* start *
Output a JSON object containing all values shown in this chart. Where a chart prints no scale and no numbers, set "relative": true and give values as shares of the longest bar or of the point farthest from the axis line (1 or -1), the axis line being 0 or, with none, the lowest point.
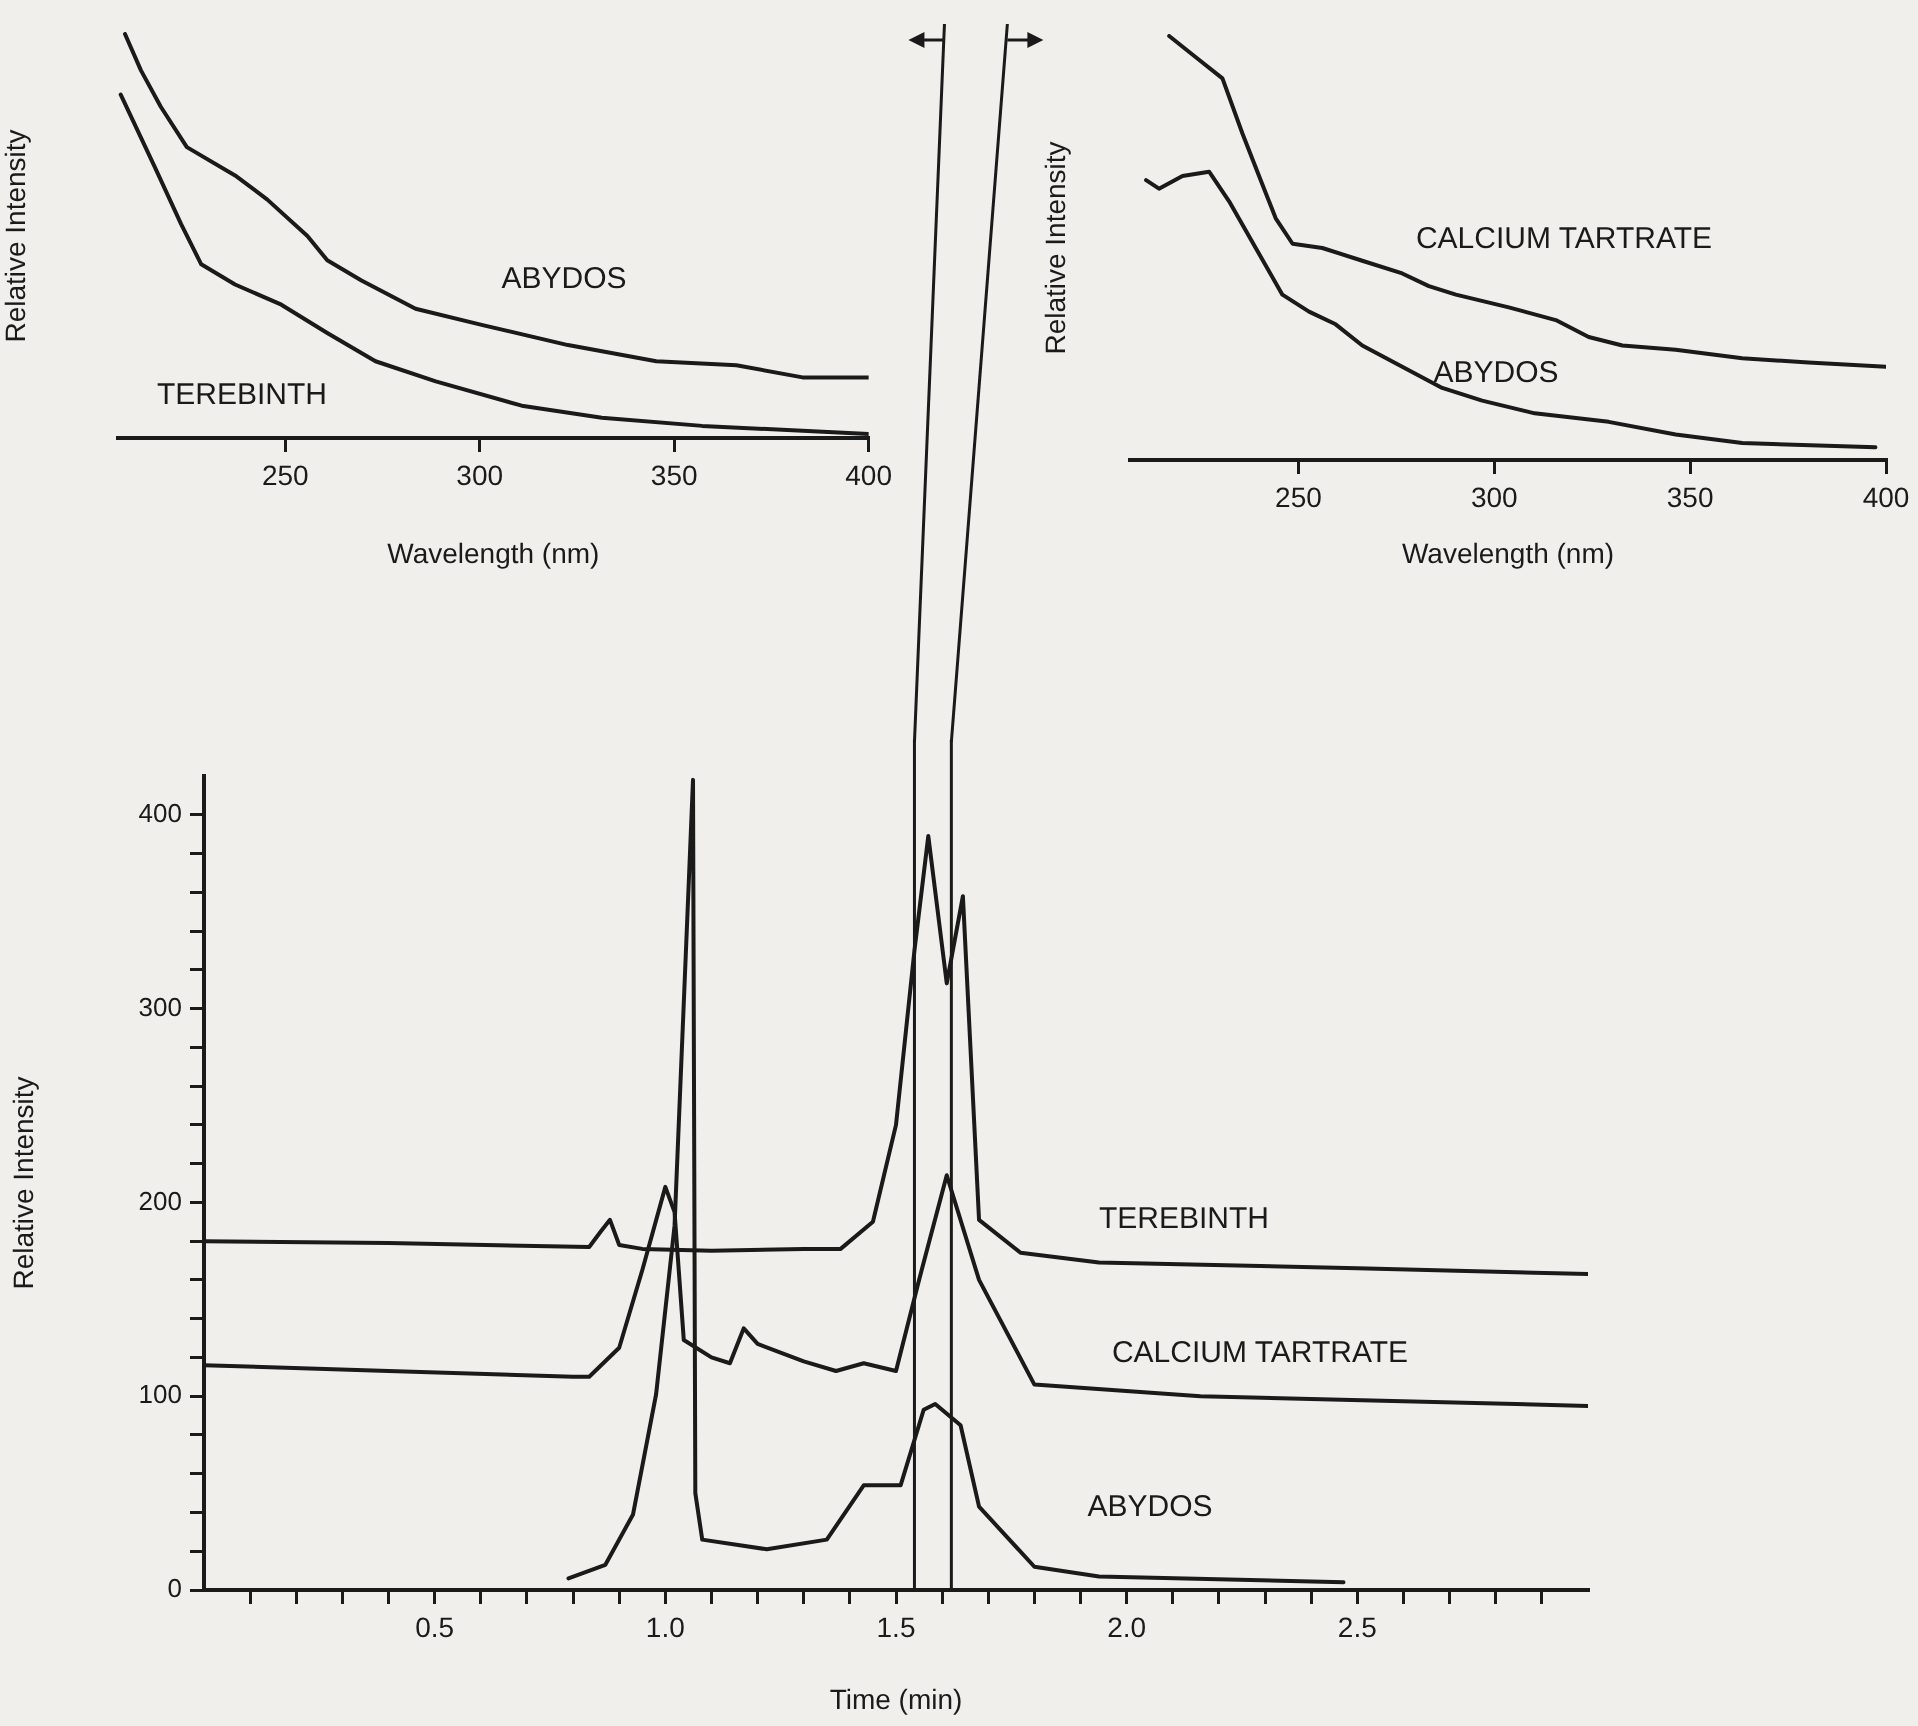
{
  "chart_data": [
    {
      "type": "line",
      "relative": true,
      "xlabel": "Wavelength (nm)",
      "ylabel": "Relative Intensity",
      "xlim": [
        207,
        400
      ],
      "xticks": [
        250,
        300,
        350,
        400
      ],
      "grid": false,
      "legend": false,
      "marker": "none",
      "line_style": "solid",
      "series": [
        {
          "name": "ABYDOS",
          "color": "#1a1a1a",
          "x": [
            208.8,
            212.9,
            218.0,
            224.7,
            237.1,
            245.4,
            255.7,
            260.8,
            269.6,
            283.5,
            300.5,
            322.7,
            345.4,
            366.0,
            383.0,
            400
          ],
          "values": [
            1.0,
            0.91,
            0.82,
            0.72,
            0.65,
            0.59,
            0.5,
            0.44,
            0.39,
            0.32,
            0.28,
            0.23,
            0.19,
            0.18,
            0.15,
            0.15
          ]
        },
        {
          "name": "TEREBINTH",
          "color": "#1a1a1a",
          "x": [
            207.7,
            216.5,
            223.2,
            228.4,
            237.1,
            249.0,
            260.8,
            273.2,
            288.7,
            310.8,
            331.4,
            357.2,
            400
          ],
          "values": [
            0.85,
            0.67,
            0.53,
            0.43,
            0.38,
            0.33,
            0.26,
            0.19,
            0.14,
            0.08,
            0.05,
            0.03,
            0.01
          ]
        }
      ]
    },
    {
      "type": "line",
      "relative": true,
      "xlabel": "Wavelength (nm)",
      "ylabel": "Relative Intensity",
      "xlim": [
        207,
        400
      ],
      "xticks": [
        250,
        300,
        350,
        400
      ],
      "grid": false,
      "legend": false,
      "marker": "none",
      "line_style": "solid",
      "series": [
        {
          "name": "CALCIUM TARTRATE",
          "color": "#1a1a1a",
          "x": [
            217.0,
            223.8,
            230.6,
            235.7,
            240.8,
            244.2,
            248.5,
            256.1,
            266.3,
            276.5,
            283.3,
            290.2,
            303.7,
            315.7,
            324.1,
            332.7,
            346.3,
            363.3,
            380.2,
            400
          ],
          "values": [
            1.0,
            0.95,
            0.9,
            0.77,
            0.65,
            0.57,
            0.51,
            0.5,
            0.47,
            0.44,
            0.41,
            0.39,
            0.36,
            0.33,
            0.29,
            0.27,
            0.26,
            0.24,
            0.23,
            0.22
          ]
        },
        {
          "name": "ABYDOS",
          "color": "#1a1a1a",
          "x": [
            211.1,
            214.4,
            220.4,
            227.2,
            232.3,
            239.1,
            245.9,
            252.7,
            259.5,
            266.3,
            276.5,
            286.7,
            296.9,
            310.3,
            329.2,
            346.3,
            363.3,
            397.3
          ],
          "values": [
            0.66,
            0.64,
            0.67,
            0.68,
            0.61,
            0.5,
            0.39,
            0.35,
            0.32,
            0.27,
            0.22,
            0.17,
            0.14,
            0.11,
            0.09,
            0.06,
            0.04,
            0.03
          ]
        }
      ]
    },
    {
      "type": "line",
      "xlabel": "Time (min)",
      "ylabel": "Relative Intensity",
      "xlim": [
        0,
        3.0
      ],
      "ylim": [
        0,
        420
      ],
      "grid": false,
      "legend": false,
      "marker": "none",
      "line_style": "solid",
      "xticks": [
        {
          "value": 0.1,
          "label": null
        },
        {
          "value": 0.2,
          "label": null
        },
        {
          "value": 0.3,
          "label": null
        },
        {
          "value": 0.4,
          "label": null
        },
        0.5,
        {
          "value": 0.6,
          "label": null
        },
        {
          "value": 0.7,
          "label": null
        },
        {
          "value": 0.8,
          "label": null
        },
        {
          "value": 0.9,
          "label": null
        },
        {
          "value": 1.0,
          "label": "1.0"
        },
        {
          "value": 1.1,
          "label": null
        },
        {
          "value": 1.2,
          "label": null
        },
        {
          "value": 1.3,
          "label": null
        },
        {
          "value": 1.4,
          "label": null
        },
        1.5,
        {
          "value": 1.6,
          "label": null
        },
        {
          "value": 1.7,
          "label": null
        },
        {
          "value": 1.8,
          "label": null
        },
        {
          "value": 1.9,
          "label": null
        },
        {
          "value": 2.0,
          "label": "2.0"
        },
        {
          "value": 2.1,
          "label": null
        },
        {
          "value": 2.2,
          "label": null
        },
        {
          "value": 2.3,
          "label": null
        },
        {
          "value": 2.4,
          "label": null
        },
        2.5,
        {
          "value": 2.6,
          "label": null
        },
        {
          "value": 2.7,
          "label": null
        },
        {
          "value": 2.8,
          "label": null
        },
        {
          "value": 2.9,
          "label": null
        }
      ],
      "yticks": [
        0,
        {
          "value": 20,
          "label": null
        },
        {
          "value": 40,
          "label": null
        },
        {
          "value": 60,
          "label": null
        },
        {
          "value": 80,
          "label": null
        },
        100,
        {
          "value": 120,
          "label": null
        },
        {
          "value": 140,
          "label": null
        },
        {
          "value": 160,
          "label": null
        },
        {
          "value": 180,
          "label": null
        },
        200,
        {
          "value": 220,
          "label": null
        },
        {
          "value": 240,
          "label": null
        },
        {
          "value": 260,
          "label": null
        },
        {
          "value": 280,
          "label": null
        },
        300,
        {
          "value": 320,
          "label": null
        },
        {
          "value": 340,
          "label": null
        },
        {
          "value": 360,
          "label": null
        },
        {
          "value": 380,
          "label": null
        },
        400
      ],
      "ref_lines": [
        {
          "axis": "x",
          "value": 1.54,
          "color": "#1a1a1a"
        },
        {
          "axis": "x",
          "value": 1.62,
          "color": "#1a1a1a"
        }
      ],
      "series": [
        {
          "name": "TEREBINTH",
          "color": "#1a1a1a",
          "x": [
            0,
            0.4,
            0.835,
            0.86,
            0.88,
            0.9,
            0.95,
            1.1,
            1.3,
            1.38,
            1.45,
            1.5,
            1.54,
            1.57,
            1.61,
            1.645,
            1.68,
            1.77,
            1.94,
            2.5,
            3.0
          ],
          "values": [
            180,
            179,
            177,
            185,
            191,
            178,
            176,
            175,
            176,
            176,
            190,
            240,
            330,
            389,
            313,
            358,
            191,
            174,
            169,
            166,
            163
          ]
        },
        {
          "name": "CALCIUM TARTRATE",
          "color": "#1a1a1a",
          "x": [
            0,
            0.4,
            0.8,
            0.835,
            0.9,
            0.95,
            1.0,
            1.02,
            1.04,
            1.1,
            1.14,
            1.17,
            1.2,
            1.3,
            1.37,
            1.43,
            1.5,
            1.55,
            1.61,
            1.68,
            1.8,
            2.16,
            3.0
          ],
          "values": [
            116,
            113,
            110,
            110,
            125,
            165,
            208,
            195,
            129,
            120,
            117,
            135,
            127,
            118,
            113,
            117,
            113,
            160,
            214,
            160,
            106,
            100,
            95
          ]
        },
        {
          "name": "ABYDOS",
          "color": "#1a1a1a",
          "x": [
            0.79,
            0.87,
            0.93,
            0.98,
            1.02,
            1.06,
            1.065,
            1.08,
            1.22,
            1.35,
            1.43,
            1.51,
            1.56,
            1.585,
            1.64,
            1.68,
            1.8,
            1.94,
            2.47
          ],
          "values": [
            6,
            13,
            39,
            101,
            188,
            418,
            50,
            26,
            21,
            26,
            54,
            54,
            93,
            96,
            85,
            43,
            12,
            7,
            4
          ]
        }
      ]
    }
  ]
}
* end *
Transcribe the records above exactly, leaving out every picture.

Output a JSON object containing all values shown in this chart. Where a chart prints no scale and no numbers, set "relative": true and give values as shares of the longest bar or of the point farthest from the axis line (1 or -1), the axis line being 0 or, with none, the lowest point.
{
  "chart_data": [
    {
      "type": "line",
      "relative": true,
      "xlabel": "Wavelength (nm)",
      "ylabel": "Relative Intensity",
      "xlim": [
        207,
        400
      ],
      "xticks": [
        250,
        300,
        350,
        400
      ],
      "grid": false,
      "legend": false,
      "marker": "none",
      "line_style": "solid",
      "series": [
        {
          "name": "ABYDOS",
          "color": "#1a1a1a",
          "x": [
            208.8,
            212.9,
            218.0,
            224.7,
            237.1,
            245.4,
            255.7,
            260.8,
            269.6,
            283.5,
            300.5,
            322.7,
            345.4,
            366.0,
            383.0,
            400
          ],
          "values": [
            1.0,
            0.91,
            0.82,
            0.72,
            0.65,
            0.59,
            0.5,
            0.44,
            0.39,
            0.32,
            0.28,
            0.23,
            0.19,
            0.18,
            0.15,
            0.15
          ]
        },
        {
          "name": "TEREBINTH",
          "color": "#1a1a1a",
          "x": [
            207.7,
            216.5,
            223.2,
            228.4,
            237.1,
            249.0,
            260.8,
            273.2,
            288.7,
            310.8,
            331.4,
            357.2,
            400
          ],
          "values": [
            0.85,
            0.67,
            0.53,
            0.43,
            0.38,
            0.33,
            0.26,
            0.19,
            0.14,
            0.08,
            0.05,
            0.03,
            0.01
          ]
        }
      ]
    },
    {
      "type": "line",
      "relative": true,
      "xlabel": "Wavelength (nm)",
      "ylabel": "Relative Intensity",
      "xlim": [
        207,
        400
      ],
      "xticks": [
        250,
        300,
        350,
        400
      ],
      "grid": false,
      "legend": false,
      "marker": "none",
      "line_style": "solid",
      "series": [
        {
          "name": "CALCIUM TARTRATE",
          "color": "#1a1a1a",
          "x": [
            217.0,
            223.8,
            230.6,
            235.7,
            240.8,
            244.2,
            248.5,
            256.1,
            266.3,
            276.5,
            283.3,
            290.2,
            303.7,
            315.7,
            324.1,
            332.7,
            346.3,
            363.3,
            380.2,
            400
          ],
          "values": [
            1.0,
            0.95,
            0.9,
            0.77,
            0.65,
            0.57,
            0.51,
            0.5,
            0.47,
            0.44,
            0.41,
            0.39,
            0.36,
            0.33,
            0.29,
            0.27,
            0.26,
            0.24,
            0.23,
            0.22
          ]
        },
        {
          "name": "ABYDOS",
          "color": "#1a1a1a",
          "x": [
            211.1,
            214.4,
            220.4,
            227.2,
            232.3,
            239.1,
            245.9,
            252.7,
            259.5,
            266.3,
            276.5,
            286.7,
            296.9,
            310.3,
            329.2,
            346.3,
            363.3,
            397.3
          ],
          "values": [
            0.66,
            0.64,
            0.67,
            0.68,
            0.61,
            0.5,
            0.39,
            0.35,
            0.32,
            0.27,
            0.22,
            0.17,
            0.14,
            0.11,
            0.09,
            0.06,
            0.04,
            0.03
          ]
        }
      ]
    },
    {
      "type": "line",
      "xlabel": "Time (min)",
      "ylabel": "Relative Intensity",
      "xlim": [
        0,
        3.0
      ],
      "ylim": [
        0,
        420
      ],
      "grid": false,
      "legend": false,
      "marker": "none",
      "line_style": "solid",
      "xticks": [
        {
          "value": 0.1,
          "label": null
        },
        {
          "value": 0.2,
          "label": null
        },
        {
          "value": 0.3,
          "label": null
        },
        {
          "value": 0.4,
          "label": null
        },
        0.5,
        {
          "value": 0.6,
          "label": null
        },
        {
          "value": 0.7,
          "label": null
        },
        {
          "value": 0.8,
          "label": null
        },
        {
          "value": 0.9,
          "label": null
        },
        {
          "value": 1.0,
          "label": "1.0"
        },
        {
          "value": 1.1,
          "label": null
        },
        {
          "value": 1.2,
          "label": null
        },
        {
          "value": 1.3,
          "label": null
        },
        {
          "value": 1.4,
          "label": null
        },
        1.5,
        {
          "value": 1.6,
          "label": null
        },
        {
          "value": 1.7,
          "label": null
        },
        {
          "value": 1.8,
          "label": null
        },
        {
          "value": 1.9,
          "label": null
        },
        {
          "value": 2.0,
          "label": "2.0"
        },
        {
          "value": 2.1,
          "label": null
        },
        {
          "value": 2.2,
          "label": null
        },
        {
          "value": 2.3,
          "label": null
        },
        {
          "value": 2.4,
          "label": null
        },
        2.5,
        {
          "value": 2.6,
          "label": null
        },
        {
          "value": 2.7,
          "label": null
        },
        {
          "value": 2.8,
          "label": null
        },
        {
          "value": 2.9,
          "label": null
        }
      ],
      "yticks": [
        0,
        {
          "value": 20,
          "label": null
        },
        {
          "value": 40,
          "label": null
        },
        {
          "value": 60,
          "label": null
        },
        {
          "value": 80,
          "label": null
        },
        100,
        {
          "value": 120,
          "label": null
        },
        {
          "value": 140,
          "label": null
        },
        {
          "value": 160,
          "label": null
        },
        {
          "value": 180,
          "label": null
        },
        200,
        {
          "value": 220,
          "label": null
        },
        {
          "value": 240,
          "label": null
        },
        {
          "value": 260,
          "label": null
        },
        {
          "value": 280,
          "label": null
        },
        300,
        {
          "value": 320,
          "label": null
        },
        {
          "value": 340,
          "label": null
        },
        {
          "value": 360,
          "label": null
        },
        {
          "value": 380,
          "label": null
        },
        400
      ],
      "ref_lines": [
        {
          "axis": "x",
          "value": 1.54,
          "color": "#1a1a1a"
        },
        {
          "axis": "x",
          "value": 1.62,
          "color": "#1a1a1a"
        }
      ],
      "series": [
        {
          "name": "TEREBINTH",
          "color": "#1a1a1a",
          "x": [
            0,
            0.4,
            0.835,
            0.86,
            0.88,
            0.9,
            0.95,
            1.1,
            1.3,
            1.38,
            1.45,
            1.5,
            1.54,
            1.57,
            1.61,
            1.645,
            1.68,
            1.77,
            1.94,
            2.5,
            3.0
          ],
          "values": [
            180,
            179,
            177,
            185,
            191,
            178,
            176,
            175,
            176,
            176,
            190,
            240,
            330,
            389,
            313,
            358,
            191,
            174,
            169,
            166,
            163
          ]
        },
        {
          "name": "CALCIUM TARTRATE",
          "color": "#1a1a1a",
          "x": [
            0,
            0.4,
            0.8,
            0.835,
            0.9,
            0.95,
            1.0,
            1.02,
            1.04,
            1.1,
            1.14,
            1.17,
            1.2,
            1.3,
            1.37,
            1.43,
            1.5,
            1.55,
            1.61,
            1.68,
            1.8,
            2.16,
            3.0
          ],
          "values": [
            116,
            113,
            110,
            110,
            125,
            165,
            208,
            195,
            129,
            120,
            117,
            135,
            127,
            118,
            113,
            117,
            113,
            160,
            214,
            160,
            106,
            100,
            95
          ]
        },
        {
          "name": "ABYDOS",
          "color": "#1a1a1a",
          "x": [
            0.79,
            0.87,
            0.93,
            0.98,
            1.02,
            1.06,
            1.065,
            1.08,
            1.22,
            1.35,
            1.43,
            1.51,
            1.56,
            1.585,
            1.64,
            1.68,
            1.8,
            1.94,
            2.47
          ],
          "values": [
            6,
            13,
            39,
            101,
            188,
            418,
            50,
            26,
            21,
            26,
            54,
            54,
            93,
            96,
            85,
            43,
            12,
            7,
            4
          ]
        }
      ]
    }
  ]
}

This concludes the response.